##### Material for this task #####
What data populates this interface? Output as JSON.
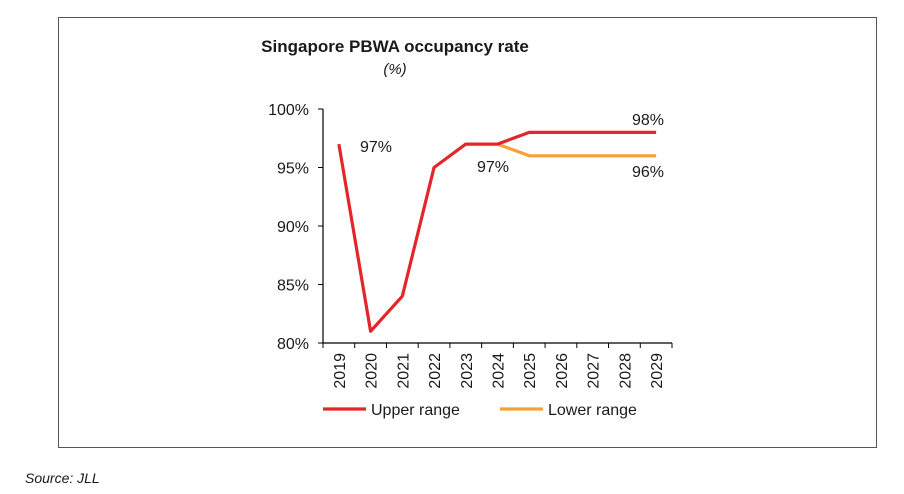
{
  "chart_data": {
    "type": "line",
    "title": "Singapore PBWA occupancy rate",
    "subtitle": "(%)",
    "categories": [
      "2019",
      "2020",
      "2021",
      "2022",
      "2023",
      "2024",
      "2025",
      "2026",
      "2027",
      "2028",
      "2029"
    ],
    "ylim": [
      80,
      100
    ],
    "yticks": [
      80,
      85,
      90,
      95,
      100
    ],
    "ytick_labels": [
      "80%",
      "85%",
      "90%",
      "95%",
      "100%"
    ],
    "grid": false,
    "legend_position": "bottom",
    "series": [
      {
        "name": "Upper range",
        "color": "#e32629",
        "values": [
          97,
          81,
          84,
          95,
          97,
          97,
          98,
          98,
          98,
          98,
          98
        ]
      },
      {
        "name": "Lower range",
        "color": "#f7a233",
        "values": [
          null,
          null,
          null,
          null,
          null,
          97,
          96,
          96,
          96,
          96,
          96
        ]
      }
    ],
    "annotations": [
      {
        "text": "97%"
      },
      {
        "text": "97%"
      },
      {
        "text": "98%"
      },
      {
        "text": "96%"
      }
    ]
  },
  "source": "Source: JLL"
}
#####
__Set problem__
Reproduce the whole listing word for word, setting aside any pictures.

__Answer to this task__
What data populates this interface? Output as JSON.
{
  "chart_data": {
    "type": "line",
    "title": "Singapore PBWA occupancy rate",
    "subtitle": "(%)",
    "categories": [
      "2019",
      "2020",
      "2021",
      "2022",
      "2023",
      "2024",
      "2025",
      "2026",
      "2027",
      "2028",
      "2029"
    ],
    "ylim": [
      80,
      100
    ],
    "yticks": [
      80,
      85,
      90,
      95,
      100
    ],
    "ytick_labels": [
      "80%",
      "85%",
      "90%",
      "95%",
      "100%"
    ],
    "grid": false,
    "legend_position": "bottom",
    "series": [
      {
        "name": "Upper range",
        "color": "#e32629",
        "values": [
          97,
          81,
          84,
          95,
          97,
          97,
          98,
          98,
          98,
          98,
          98
        ]
      },
      {
        "name": "Lower range",
        "color": "#f7a233",
        "values": [
          null,
          null,
          null,
          null,
          null,
          97,
          96,
          96,
          96,
          96,
          96
        ]
      }
    ],
    "annotations": [
      {
        "text": "97%"
      },
      {
        "text": "97%"
      },
      {
        "text": "98%"
      },
      {
        "text": "96%"
      }
    ]
  },
  "source": "Source: JLL"
}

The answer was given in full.